** Start MATERIAL TO PROCESS **
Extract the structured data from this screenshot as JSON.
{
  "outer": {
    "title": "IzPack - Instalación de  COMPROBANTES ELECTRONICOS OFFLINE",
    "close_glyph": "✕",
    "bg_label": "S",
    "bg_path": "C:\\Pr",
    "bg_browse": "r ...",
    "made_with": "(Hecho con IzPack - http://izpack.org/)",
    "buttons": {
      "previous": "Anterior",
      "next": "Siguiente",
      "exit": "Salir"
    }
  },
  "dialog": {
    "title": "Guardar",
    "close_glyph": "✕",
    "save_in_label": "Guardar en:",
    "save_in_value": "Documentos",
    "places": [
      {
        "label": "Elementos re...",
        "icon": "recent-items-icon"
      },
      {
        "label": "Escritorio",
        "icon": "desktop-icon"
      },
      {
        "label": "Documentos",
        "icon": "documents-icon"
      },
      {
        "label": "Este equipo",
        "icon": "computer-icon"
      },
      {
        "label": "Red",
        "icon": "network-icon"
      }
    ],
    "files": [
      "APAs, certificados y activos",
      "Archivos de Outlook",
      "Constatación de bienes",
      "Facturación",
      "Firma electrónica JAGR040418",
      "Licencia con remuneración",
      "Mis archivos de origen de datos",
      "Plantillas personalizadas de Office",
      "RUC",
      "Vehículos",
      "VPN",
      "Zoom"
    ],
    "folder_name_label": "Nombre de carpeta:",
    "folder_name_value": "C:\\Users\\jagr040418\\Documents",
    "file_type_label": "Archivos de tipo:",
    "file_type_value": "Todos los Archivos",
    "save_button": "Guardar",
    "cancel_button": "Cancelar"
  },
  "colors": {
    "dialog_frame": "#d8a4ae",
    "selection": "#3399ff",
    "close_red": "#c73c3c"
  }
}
** End MATERIAL TO PROCESS **
- [TASK BRIEF]: Reproduce every line of the listing above in which the string "title" appears.

- [REPLY]:
    "title": "IzPack - Instalación de  COMPROBANTES ELECTRONICOS OFFLINE",
    "title": "Guardar",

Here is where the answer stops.